◆ **Problem statement**
Reproduce the passage below about the routes from Veracruz to Mexico City in full, word for word.

12 November 2013
If your
name is Tomás de Fonseca and your father brings you and your sister and
stepmother to Mexico in 1534 and you disembark in San Juan de Ulúa and take the
skiff across from the island to the collection of flimsy, palm thatched huts on
the edge of the beach that the boatman tells you is called Veracruz, you and
your family’s next challenge will be to walk to Tenochtitlán. The survivors of
Cortés’s campaign of conquest, and the few thousand immigrants who have
followed him to remake the Aztec capital in the image of Spain, have taken to
calling the place Mexico City. The man who rents you pack mules informs you
there are only two routes you can take: north along the coastal plains and then
over the Perote pass into the high plateau, or over the Orizaba pass. Both
roads meet in Puebla. You are Spanish, so you know about mountains, and they
don’t scare you all that much. The countryside around Veracruz is flat, and you
can’t see any mountains from here except, maybe, a white something that pokes
up in the distance directly west of Veracruz. You flip a coin and decide to take
the southern route. Though you don’t know it yet, the white pointy thing is
Mount Orizaba.
Those are
still the two main routes from Veracruz to the interior: go north of Mount Perote,
or south of Mount Orizaba. The old winding two-lane highways that trucks
groaned over until just a few years ago were superimposed on those old cart
paths. The new four-lane toll roads run along side them. Each of these roads
has to climb 2500 meters (7,500+ feet) to get over the passes through the
Sierra Madre Oriental.

◆ **Record list**
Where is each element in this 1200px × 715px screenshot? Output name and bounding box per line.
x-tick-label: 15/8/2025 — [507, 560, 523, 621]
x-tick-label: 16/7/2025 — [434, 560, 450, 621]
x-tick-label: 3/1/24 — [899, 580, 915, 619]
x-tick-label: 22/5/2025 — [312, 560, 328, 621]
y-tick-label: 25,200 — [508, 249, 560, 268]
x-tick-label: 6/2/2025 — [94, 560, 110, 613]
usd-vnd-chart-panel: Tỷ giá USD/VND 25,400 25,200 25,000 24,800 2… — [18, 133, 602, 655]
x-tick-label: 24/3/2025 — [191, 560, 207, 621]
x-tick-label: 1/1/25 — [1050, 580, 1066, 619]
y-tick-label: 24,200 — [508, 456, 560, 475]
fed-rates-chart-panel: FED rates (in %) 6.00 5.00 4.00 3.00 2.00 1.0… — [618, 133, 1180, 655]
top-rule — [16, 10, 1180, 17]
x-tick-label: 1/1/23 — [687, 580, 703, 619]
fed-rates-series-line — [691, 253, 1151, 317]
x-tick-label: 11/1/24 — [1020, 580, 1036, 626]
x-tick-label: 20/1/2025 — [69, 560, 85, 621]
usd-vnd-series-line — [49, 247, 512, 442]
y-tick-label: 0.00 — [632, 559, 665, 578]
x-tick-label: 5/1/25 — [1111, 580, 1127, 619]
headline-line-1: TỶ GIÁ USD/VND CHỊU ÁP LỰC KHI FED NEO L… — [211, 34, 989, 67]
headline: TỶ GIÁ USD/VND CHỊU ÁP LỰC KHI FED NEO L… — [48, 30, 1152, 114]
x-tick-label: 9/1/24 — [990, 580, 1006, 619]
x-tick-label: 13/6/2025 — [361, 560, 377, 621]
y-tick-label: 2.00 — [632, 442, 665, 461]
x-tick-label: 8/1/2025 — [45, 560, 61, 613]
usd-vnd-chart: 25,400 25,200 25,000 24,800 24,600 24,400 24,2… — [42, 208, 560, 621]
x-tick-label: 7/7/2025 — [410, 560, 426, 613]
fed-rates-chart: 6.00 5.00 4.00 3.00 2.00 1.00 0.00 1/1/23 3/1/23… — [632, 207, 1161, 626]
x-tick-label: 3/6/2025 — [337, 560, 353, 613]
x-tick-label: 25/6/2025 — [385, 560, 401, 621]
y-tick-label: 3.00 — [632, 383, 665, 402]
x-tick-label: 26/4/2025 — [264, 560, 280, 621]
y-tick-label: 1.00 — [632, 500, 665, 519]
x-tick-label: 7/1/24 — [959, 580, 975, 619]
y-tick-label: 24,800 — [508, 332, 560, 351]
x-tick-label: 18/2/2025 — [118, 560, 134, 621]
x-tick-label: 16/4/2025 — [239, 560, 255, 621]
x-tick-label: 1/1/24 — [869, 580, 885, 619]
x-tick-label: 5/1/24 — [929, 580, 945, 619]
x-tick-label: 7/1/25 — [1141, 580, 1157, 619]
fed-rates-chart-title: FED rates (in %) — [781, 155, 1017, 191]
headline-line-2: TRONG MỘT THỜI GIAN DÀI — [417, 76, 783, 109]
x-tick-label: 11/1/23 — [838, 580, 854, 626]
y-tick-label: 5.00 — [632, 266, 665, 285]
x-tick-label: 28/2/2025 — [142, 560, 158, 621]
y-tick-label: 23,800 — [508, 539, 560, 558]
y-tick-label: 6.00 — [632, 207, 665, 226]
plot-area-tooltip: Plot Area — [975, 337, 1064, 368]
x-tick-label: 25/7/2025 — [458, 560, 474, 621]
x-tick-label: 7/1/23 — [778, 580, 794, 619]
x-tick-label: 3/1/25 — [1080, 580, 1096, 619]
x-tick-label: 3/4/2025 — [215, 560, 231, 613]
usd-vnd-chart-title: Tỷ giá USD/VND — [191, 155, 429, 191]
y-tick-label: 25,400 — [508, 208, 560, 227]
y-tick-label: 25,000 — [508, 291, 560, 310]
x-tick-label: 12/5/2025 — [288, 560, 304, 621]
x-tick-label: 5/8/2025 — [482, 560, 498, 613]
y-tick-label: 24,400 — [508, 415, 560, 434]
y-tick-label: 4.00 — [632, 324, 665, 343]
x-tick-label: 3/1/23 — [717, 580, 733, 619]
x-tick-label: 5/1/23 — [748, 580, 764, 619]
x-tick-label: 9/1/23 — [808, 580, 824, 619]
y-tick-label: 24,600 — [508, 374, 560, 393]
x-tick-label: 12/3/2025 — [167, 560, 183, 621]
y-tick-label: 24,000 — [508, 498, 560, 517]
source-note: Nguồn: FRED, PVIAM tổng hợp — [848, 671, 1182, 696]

* * *

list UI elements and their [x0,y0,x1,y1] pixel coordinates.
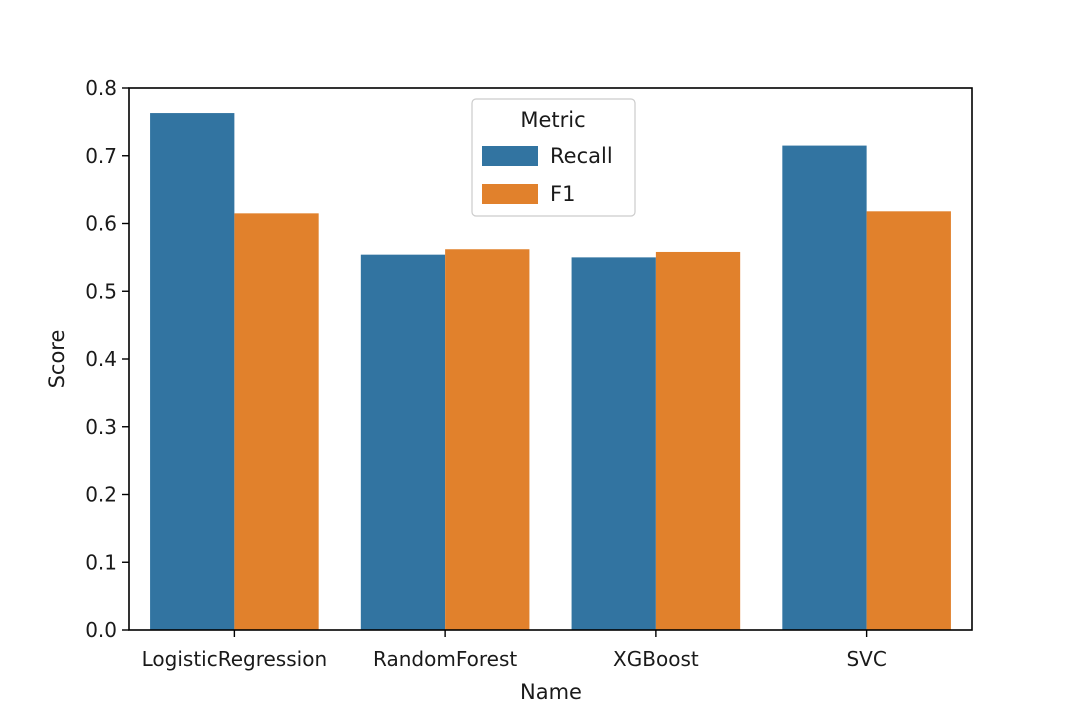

◆ **Result for this task**
12 November 2013
If your
name is Tomás de Fonseca and your father brings you and your sister and
stepmother to Mexico in 1534 and you disembark in San Juan de Ulúa and take the
skiff across from the island to the collection of flimsy, palm thatched huts on
the edge of the beach that the boatman tells you is called Veracruz, you and
your family’s next challenge will be to walk to Tenochtitlán. The survivors of
Cortés’s campaign of conquest, and the few thousand immigrants who have
followed him to remake the Aztec capital in the image of Spain, have taken to
calling the place Mexico City. The man who rents you pack mules informs you
there are only two routes you can take: north along the coastal plains and then
over the Perote pass into the high plateau, or over the Orizaba pass. Both
roads meet in Puebla. You are Spanish, so you know about mountains, and they
don’t scare you all that much. The countryside around Veracruz is flat, and you
can’t see any mountains from here except, maybe, a white something that pokes
up in the distance directly west of Veracruz. You flip a coin and decide to take
the southern route. Though you don’t know it yet, the white pointy thing is
Mount Orizaba.
Those are
still the two main routes from Veracruz to the interior: go north of Mount Perote,
or south of Mount Orizaba. The old winding two-lane highways that trucks
groaned over until just a few years ago were superimposed on those old cart
paths. The new four-lane toll roads run along side them. Each of these roads
has to climb 2500 meters (7,500+ feet) to get over the passes through the
Sierra Madre Oriental.